[Stated exercise] Make an exact copy of all the material below, apart from the pictures.

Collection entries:
+++

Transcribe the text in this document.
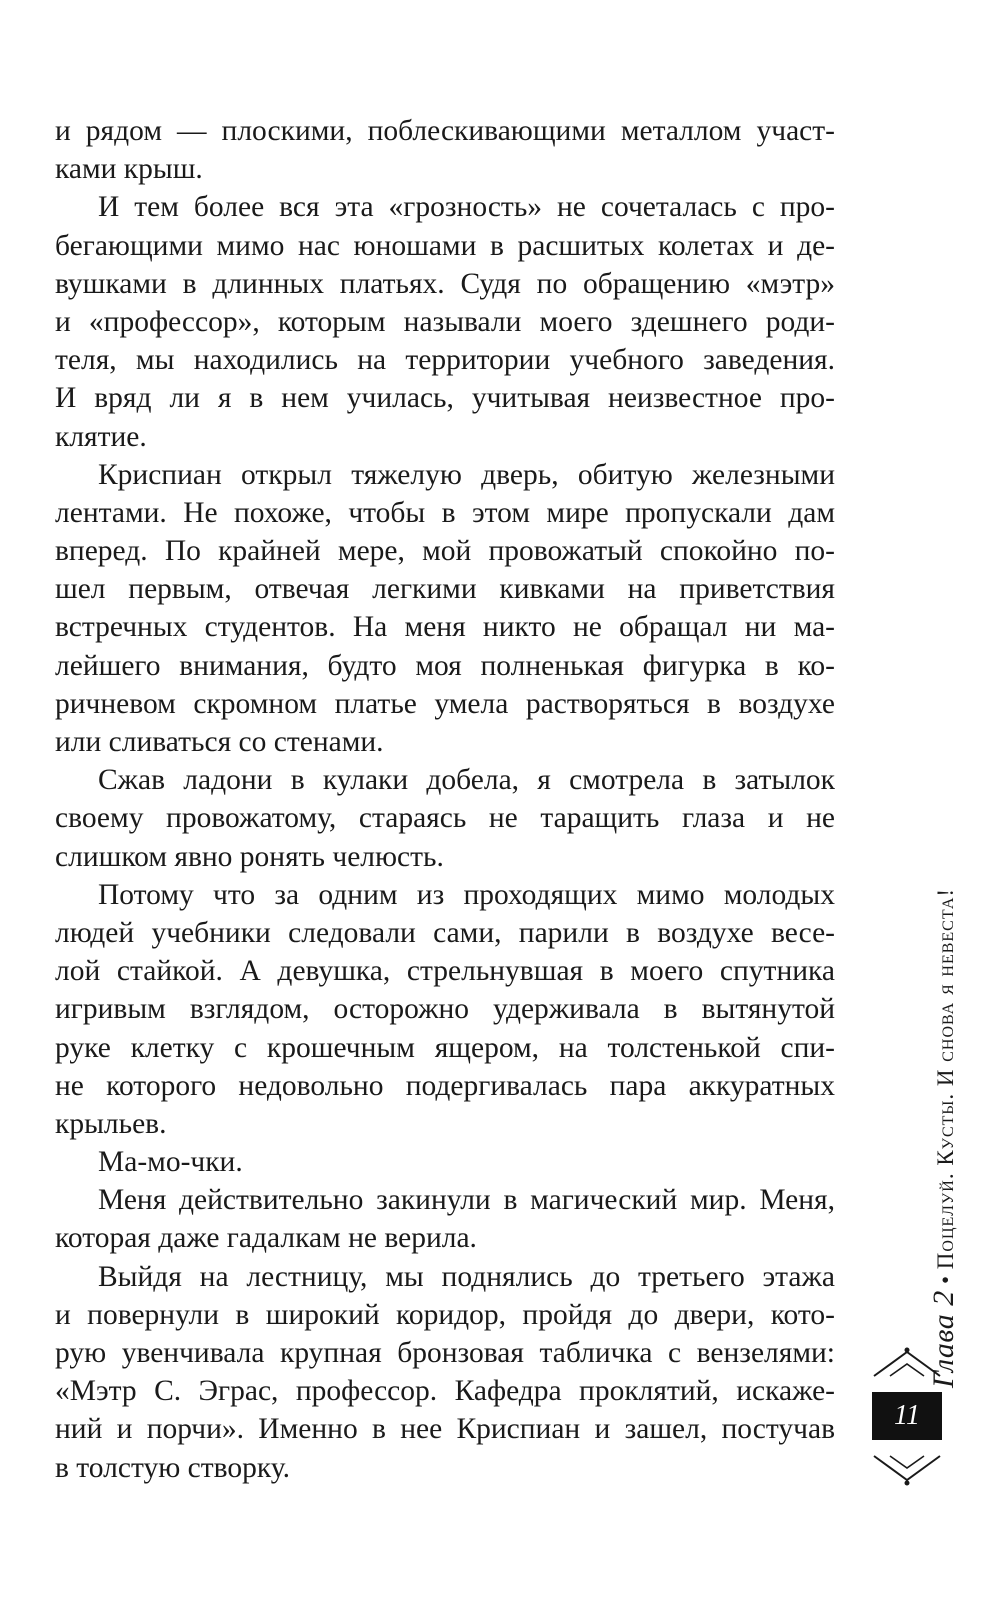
и рядом — плоскими, поблескивающими металлом участ-
ками крыш.
И тем более вся эта «грозность» не сочеталась с про-
бегающими мимо нас юношами в расшитых колетах и де-
вушками в длинных платьях. Судя по обращению «мэтр»
и «профессор», которым называли моего здешнего роди-
теля, мы находились на территории учебного заведения.
И вряд ли я в нем училась, учитывая неизвестное про-
клятие.
Криспиан открыл тяжелую дверь, обитую железными
лентами. Не похоже, чтобы в этом мире пропускали дам
вперед. По крайней мере, мой провожатый спокойно по-
шел первым, отвечая легкими кивками на приветствия
встречных студентов. На меня никто не обращал ни ма-
лейшего внимания, будто моя полненькая фигурка в ко-
ричневом скромном платье умела растворяться в воздухе
или сливаться со стенами.
Сжав ладони в кулаки добела, я смотрела в затылок
своему провожатому, стараясь не таращить глаза и не
слишком явно ронять челюсть.
Потому что за одним из проходящих мимо молодых
людей учебники следовали сами, парили в воздухе весе-
лой стайкой. А девушка, стрельнувшая в моего спутника
игривым взглядом, осторожно удерживала в вытянутой
руке клетку с крошечным ящером, на толстенькой спи-
не которого недовольно подергивалась пара аккуратных
крыльев.
Ма-мо-чки.
Меня действительно закинули в магический мир. Меня,
которая даже гадалкам не верила.
Выйдя на лестницу, мы поднялись до третьего этажа
и повернули в широкий коридор, пройдя до двери, кото-
рую увенчивала крупная бронзовая табличка с вензелями:
«Мэтр С. Эграс, профессор. Кафедра проклятий, искаже-
ний и порчи». Именно в нее Криспиан и зашел, постучав
в толстую створку.
Глава 2 • Поцелуй. Кусты. И снова я невеста!
11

+++

[Exercise output]
Transcribe the text in this document.
и рядом — плоскими, поблескивающими металлом участ-
ками крыш.
И тем более вся эта «грозность» не сочеталась с про-
бегающими мимо нас юношами в расшитых колетах и де-
вушками в длинных платьях. Судя по обращению «мэтр»
и «профессор», которым называли моего здешнего роди-
теля, мы находились на территории учебного заведения.
И вряд ли я в нем училась, учитывая неизвестное про-
клятие.
Криспиан открыл тяжелую дверь, обитую железными
лентами. Не похоже, чтобы в этом мире пропускали дам
вперед. По крайней мере, мой провожатый спокойно по-
шел первым, отвечая легкими кивками на приветствия
встречных студентов. На меня никто не обращал ни ма-
лейшего внимания, будто моя полненькая фигурка в ко-
ричневом скромном платье умела растворяться в воздухе
или сливаться со стенами.
Сжав ладони в кулаки добела, я смотрела в затылок
своему провожатому, стараясь не таращить глаза и не
слишком явно ронять челюсть.
Потому что за одним из проходящих мимо молодых
людей учебники следовали сами, парили в воздухе весе-
лой стайкой. А девушка, стрельнувшая в моего спутника
игривым взглядом, осторожно удерживала в вытянутой
руке клетку с крошечным ящером, на толстенькой спи-
не которого недовольно подергивалась пара аккуратных
крыльев.
Ма-мо-чки.
Меня действительно закинули в магический мир. Меня,
которая даже гадалкам не верила.
Выйдя на лестницу, мы поднялись до третьего этажа
и повернули в широкий коридор, пройдя до двери, кото-
рую увенчивала крупная бронзовая табличка с вензелями:
«Мэтр С. Эграс, профессор. Кафедра проклятий, искаже-
ний и порчи». Именно в нее Криспиан и зашел, постучав
в толстую створку.
Глава 2 • Поцелуй. Кусты. И снова я невеста!
11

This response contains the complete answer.